== REQUIREMENT ==
Among the lines below, list those containing the string "JSON".

== TASK INPUT ==

==*==

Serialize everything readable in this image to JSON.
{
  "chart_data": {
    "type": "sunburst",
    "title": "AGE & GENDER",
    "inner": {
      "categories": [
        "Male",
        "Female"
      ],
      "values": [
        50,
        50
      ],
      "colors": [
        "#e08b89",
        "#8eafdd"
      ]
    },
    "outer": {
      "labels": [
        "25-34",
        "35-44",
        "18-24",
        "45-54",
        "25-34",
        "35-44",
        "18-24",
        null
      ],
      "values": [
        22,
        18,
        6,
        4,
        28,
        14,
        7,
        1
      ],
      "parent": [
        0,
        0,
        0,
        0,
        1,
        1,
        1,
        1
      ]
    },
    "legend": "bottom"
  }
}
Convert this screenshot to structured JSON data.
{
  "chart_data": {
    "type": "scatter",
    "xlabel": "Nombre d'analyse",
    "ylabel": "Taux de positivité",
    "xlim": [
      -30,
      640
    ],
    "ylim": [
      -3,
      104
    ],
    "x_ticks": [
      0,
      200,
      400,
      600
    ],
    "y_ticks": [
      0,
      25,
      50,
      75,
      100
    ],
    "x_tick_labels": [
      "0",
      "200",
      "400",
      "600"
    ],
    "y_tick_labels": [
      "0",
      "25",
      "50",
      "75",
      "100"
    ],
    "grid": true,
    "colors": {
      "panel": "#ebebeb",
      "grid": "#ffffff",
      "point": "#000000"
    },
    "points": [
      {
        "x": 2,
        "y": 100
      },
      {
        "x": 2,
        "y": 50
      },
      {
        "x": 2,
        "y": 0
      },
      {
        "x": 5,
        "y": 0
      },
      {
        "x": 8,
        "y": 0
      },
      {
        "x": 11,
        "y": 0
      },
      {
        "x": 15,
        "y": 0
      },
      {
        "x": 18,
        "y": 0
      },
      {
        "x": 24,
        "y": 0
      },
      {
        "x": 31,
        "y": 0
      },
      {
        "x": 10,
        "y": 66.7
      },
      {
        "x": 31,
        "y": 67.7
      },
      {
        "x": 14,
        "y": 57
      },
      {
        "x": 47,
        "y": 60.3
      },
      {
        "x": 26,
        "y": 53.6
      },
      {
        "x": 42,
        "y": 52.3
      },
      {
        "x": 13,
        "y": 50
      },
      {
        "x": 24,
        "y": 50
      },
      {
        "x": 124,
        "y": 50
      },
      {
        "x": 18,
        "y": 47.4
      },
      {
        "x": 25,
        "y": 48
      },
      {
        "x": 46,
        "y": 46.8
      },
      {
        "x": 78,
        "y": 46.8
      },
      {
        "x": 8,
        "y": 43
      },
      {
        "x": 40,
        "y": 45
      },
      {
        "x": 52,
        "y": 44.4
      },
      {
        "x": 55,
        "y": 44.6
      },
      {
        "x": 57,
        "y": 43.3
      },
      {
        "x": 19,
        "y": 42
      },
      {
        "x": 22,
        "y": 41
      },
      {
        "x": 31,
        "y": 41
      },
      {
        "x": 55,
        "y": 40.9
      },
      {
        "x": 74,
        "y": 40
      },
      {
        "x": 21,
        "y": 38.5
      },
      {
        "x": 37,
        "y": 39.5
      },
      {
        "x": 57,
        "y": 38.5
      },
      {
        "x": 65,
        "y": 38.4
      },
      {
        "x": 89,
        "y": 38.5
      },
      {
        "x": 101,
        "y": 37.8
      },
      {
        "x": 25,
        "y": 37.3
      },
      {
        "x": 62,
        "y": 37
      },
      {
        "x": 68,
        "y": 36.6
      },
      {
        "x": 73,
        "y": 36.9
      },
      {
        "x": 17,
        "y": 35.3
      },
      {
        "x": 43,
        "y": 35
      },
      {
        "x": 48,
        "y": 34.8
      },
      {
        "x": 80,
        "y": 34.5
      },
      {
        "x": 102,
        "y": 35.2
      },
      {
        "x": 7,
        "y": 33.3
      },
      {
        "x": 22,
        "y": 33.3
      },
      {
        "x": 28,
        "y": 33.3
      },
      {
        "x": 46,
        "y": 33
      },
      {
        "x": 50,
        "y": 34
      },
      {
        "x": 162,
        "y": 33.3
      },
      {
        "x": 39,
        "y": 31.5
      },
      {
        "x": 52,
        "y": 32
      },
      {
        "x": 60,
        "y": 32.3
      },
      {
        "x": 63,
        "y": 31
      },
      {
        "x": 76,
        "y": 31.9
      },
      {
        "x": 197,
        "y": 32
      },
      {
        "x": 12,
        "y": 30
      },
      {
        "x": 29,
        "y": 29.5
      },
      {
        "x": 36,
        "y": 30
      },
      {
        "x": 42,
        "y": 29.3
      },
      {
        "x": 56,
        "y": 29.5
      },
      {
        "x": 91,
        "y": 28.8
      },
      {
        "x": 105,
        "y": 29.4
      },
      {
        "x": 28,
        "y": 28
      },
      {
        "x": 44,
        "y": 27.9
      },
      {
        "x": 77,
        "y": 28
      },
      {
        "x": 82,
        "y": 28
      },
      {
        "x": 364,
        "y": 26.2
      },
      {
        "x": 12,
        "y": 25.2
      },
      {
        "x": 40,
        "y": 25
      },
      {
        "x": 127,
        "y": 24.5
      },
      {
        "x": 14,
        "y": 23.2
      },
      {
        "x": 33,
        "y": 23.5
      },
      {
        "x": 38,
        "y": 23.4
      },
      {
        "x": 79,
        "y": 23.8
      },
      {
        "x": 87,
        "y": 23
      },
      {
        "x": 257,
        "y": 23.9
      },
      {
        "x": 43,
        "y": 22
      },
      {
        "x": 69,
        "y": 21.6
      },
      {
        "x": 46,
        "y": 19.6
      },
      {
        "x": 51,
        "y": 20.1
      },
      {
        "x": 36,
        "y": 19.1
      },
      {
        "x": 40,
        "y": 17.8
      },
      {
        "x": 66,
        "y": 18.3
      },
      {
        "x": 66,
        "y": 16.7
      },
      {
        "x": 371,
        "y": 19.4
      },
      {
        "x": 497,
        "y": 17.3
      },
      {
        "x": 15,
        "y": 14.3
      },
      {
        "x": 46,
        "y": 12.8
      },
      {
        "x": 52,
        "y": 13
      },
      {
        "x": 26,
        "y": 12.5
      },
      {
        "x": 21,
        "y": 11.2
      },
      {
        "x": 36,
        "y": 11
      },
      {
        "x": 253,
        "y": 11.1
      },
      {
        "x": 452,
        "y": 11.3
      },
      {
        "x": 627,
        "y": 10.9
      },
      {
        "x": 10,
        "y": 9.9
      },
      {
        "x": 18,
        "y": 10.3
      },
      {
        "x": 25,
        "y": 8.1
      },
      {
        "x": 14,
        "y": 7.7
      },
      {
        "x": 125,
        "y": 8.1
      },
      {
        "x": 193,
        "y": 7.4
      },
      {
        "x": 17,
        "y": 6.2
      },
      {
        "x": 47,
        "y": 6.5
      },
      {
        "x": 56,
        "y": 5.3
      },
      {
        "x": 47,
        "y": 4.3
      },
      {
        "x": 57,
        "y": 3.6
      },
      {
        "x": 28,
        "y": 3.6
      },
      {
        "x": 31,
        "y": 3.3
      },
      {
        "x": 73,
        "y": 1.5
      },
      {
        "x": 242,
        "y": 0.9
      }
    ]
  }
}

==*==

== EXPECTED ANSWER ==
Serialize everything readable in this image to JSON.
Convert this screenshot to structured JSON data.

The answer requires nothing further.